- [Your tasks]:
1. Answer these questions using the drag show episode recap, giving each answer on its own line with the same letter:
(a) Who is brought in to complete the #GayMountRushmore?
(b) Which three contestants ended up in the bottom three?
(c) Which song did the lip sync use?
2. In one to three sentences, explain how the drag show episode recap judges Tempest's lip sync and what reasons it gives.
3. Carry on the drag show episode recap from its final sentence.

Ru appears in a vision of blue-streamer-bondage-bosom-bearing beauty! Kathy is brought in to complete the #GayMountRushmore and things are looking good! Katya gives us some "Russian red hippie realness," but eventually resorts to just showing her other asset... her asshole. Mrs. Kasha, Fame, Tempest, Max, Trixie, and Pearl are a bit forgettable and safe for my taste. Kennedy, Ginger, Violet, Jaidynn fall in the middle for me. Jasmine shed her cocoon much to our dismay, Kandy forgot to wear pants, and Sasha forgot she wasn't supposed to show her black undergarments (but she "didn't get that memo"). Ultimately, it came down to Jasmine, Tempest, and The Incredible Bearded Kandy in the bottom three, and the latter two were forced to Lipsync for their Lives! *cue slightly obvious battle for ratings* Tempest and her slouchy skin did their best considering Ru's "Geronimo" is NOT the easiest song to memorize, but could not compete with the Boricua Body Señorita Ho who killed it.

- [Supplied information]:

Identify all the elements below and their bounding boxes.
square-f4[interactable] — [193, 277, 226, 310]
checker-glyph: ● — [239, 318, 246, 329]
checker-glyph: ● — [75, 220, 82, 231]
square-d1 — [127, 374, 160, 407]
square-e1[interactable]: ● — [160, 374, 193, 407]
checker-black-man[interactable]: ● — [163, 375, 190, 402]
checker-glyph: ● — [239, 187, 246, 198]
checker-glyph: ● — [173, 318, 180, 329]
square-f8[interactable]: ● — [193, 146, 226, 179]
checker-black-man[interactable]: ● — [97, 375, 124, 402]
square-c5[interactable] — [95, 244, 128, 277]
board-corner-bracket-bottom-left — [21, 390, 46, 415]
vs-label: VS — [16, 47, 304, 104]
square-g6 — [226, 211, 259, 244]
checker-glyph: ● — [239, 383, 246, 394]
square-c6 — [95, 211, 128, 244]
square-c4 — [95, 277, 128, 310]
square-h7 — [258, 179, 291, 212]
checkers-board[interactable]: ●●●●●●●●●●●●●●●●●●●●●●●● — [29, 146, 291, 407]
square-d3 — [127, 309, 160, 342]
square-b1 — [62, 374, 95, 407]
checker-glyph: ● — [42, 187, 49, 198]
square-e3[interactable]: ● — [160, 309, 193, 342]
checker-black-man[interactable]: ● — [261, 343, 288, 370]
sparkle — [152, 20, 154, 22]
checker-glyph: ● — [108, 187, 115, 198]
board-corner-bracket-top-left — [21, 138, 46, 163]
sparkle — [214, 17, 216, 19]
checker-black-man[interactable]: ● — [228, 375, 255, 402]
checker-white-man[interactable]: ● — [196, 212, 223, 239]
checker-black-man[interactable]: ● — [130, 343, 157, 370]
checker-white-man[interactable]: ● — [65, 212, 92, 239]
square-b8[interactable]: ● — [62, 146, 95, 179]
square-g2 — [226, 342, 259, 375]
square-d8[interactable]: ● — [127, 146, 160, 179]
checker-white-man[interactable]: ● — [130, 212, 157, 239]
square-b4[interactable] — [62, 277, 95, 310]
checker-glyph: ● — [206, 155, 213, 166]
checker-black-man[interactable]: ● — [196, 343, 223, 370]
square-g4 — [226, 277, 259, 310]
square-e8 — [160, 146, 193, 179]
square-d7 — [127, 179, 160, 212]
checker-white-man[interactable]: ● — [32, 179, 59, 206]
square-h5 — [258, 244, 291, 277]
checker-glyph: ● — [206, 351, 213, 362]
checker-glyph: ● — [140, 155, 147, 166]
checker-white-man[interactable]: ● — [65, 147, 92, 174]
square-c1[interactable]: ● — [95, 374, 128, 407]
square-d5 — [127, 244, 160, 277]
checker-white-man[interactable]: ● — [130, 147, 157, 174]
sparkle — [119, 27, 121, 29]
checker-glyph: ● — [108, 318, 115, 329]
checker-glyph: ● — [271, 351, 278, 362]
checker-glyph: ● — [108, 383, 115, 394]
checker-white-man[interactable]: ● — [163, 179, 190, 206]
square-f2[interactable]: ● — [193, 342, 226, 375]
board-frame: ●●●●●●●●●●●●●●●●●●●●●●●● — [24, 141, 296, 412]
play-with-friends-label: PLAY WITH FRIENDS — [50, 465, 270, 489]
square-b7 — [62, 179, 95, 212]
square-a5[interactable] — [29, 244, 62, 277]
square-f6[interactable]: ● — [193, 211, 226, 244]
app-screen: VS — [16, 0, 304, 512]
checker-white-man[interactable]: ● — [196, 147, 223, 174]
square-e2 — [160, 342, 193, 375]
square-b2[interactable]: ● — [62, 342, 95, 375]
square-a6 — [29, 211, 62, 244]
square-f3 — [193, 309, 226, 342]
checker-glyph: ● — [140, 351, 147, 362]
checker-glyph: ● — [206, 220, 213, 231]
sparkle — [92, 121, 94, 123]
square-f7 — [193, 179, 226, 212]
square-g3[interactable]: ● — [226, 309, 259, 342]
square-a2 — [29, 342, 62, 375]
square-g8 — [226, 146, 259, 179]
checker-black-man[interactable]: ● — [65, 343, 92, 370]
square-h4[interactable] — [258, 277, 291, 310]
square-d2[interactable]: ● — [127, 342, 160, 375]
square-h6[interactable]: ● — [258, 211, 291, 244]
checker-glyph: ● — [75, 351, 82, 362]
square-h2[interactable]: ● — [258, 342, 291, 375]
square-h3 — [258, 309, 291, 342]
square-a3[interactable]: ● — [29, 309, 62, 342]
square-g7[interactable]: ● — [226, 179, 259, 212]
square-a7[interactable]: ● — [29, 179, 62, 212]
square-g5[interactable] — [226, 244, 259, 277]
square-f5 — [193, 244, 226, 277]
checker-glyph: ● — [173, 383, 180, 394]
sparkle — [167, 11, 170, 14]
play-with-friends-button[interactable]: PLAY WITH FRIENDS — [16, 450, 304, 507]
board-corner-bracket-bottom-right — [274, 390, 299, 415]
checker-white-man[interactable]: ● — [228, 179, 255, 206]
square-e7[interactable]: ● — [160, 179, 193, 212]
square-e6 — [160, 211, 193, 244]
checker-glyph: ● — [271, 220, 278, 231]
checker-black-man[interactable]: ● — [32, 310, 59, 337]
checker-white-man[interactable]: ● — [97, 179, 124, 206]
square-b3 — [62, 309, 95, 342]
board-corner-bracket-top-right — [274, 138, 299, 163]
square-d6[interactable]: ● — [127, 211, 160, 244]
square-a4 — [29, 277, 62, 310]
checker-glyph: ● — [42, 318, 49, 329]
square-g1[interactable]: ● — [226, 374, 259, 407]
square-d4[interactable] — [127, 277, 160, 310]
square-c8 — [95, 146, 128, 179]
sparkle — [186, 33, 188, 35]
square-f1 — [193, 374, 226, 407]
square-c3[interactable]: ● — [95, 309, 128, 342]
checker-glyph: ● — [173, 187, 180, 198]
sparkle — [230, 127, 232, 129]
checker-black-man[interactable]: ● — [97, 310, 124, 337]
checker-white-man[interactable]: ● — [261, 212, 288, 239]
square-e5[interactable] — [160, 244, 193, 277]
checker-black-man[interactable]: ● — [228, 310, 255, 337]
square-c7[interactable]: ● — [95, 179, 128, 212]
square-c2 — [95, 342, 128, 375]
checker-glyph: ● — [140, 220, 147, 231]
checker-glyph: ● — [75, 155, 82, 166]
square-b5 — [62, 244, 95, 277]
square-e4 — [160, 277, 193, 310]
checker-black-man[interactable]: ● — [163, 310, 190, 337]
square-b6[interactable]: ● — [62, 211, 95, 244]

- [Outputs for the tasks]:
1.
(a) Kathy
(b) Jasmine, Tempest, and Kandy
(c) Ru's "Geronimo"

2. The recap says Tempest did her best, because Ru's "Geronimo" is not an easy song to memorize. Even so, she could not compete with Kandy, who killed it.

3.
Probably the most gaggiest half hour of the Monday night drag programming was, IMO, Untucked. However, in a presumably obvious ploy to get some views and subscribers on the World of Wonder YouTube channel, the behind the scenes show has moved to Tuesday mornings online. Complete with a new docu-drama feel and backstage set, Untucked still served some strong breakfast tea, but lacked the usual routine we may all be used to. Long since gone are the days of Interior Illusions, but now we've even lost the Silver and Gold "rooms" and are simply left with a few gold pieces of furniture. Only time will tell if we will see the return of the Big Pink Furry Box, but we did see the ladies go at it, recanting who they said on stage was the weakest player in the competition. Spoiler alert: if you didn't know it was Sasha"Not So Fierce" Belle, you must be headless. WoW did bring a somewhat realistic feel to the show, playing what happens once the Logo cameras are off and the eliminated queen has to pack up and leave the Ru Mansion (read: Best Western Plus). Also, if you didn't fall into a Youtube-hole like I ALWAYS do, make sure you check out the two BTS videos of the ladies arriving to their hotel rooms and before entering the workroom. IF anything Drag Race is about fandom and figuring out which queen is your fave both off and on camera. WoW is doing a great job of helping us out, showing their individual personalities in these videos. For me the most enjoyable to watch behind the scenes has been Pearl as we get to see a bit more behind those sleepy eyes and septum piercing.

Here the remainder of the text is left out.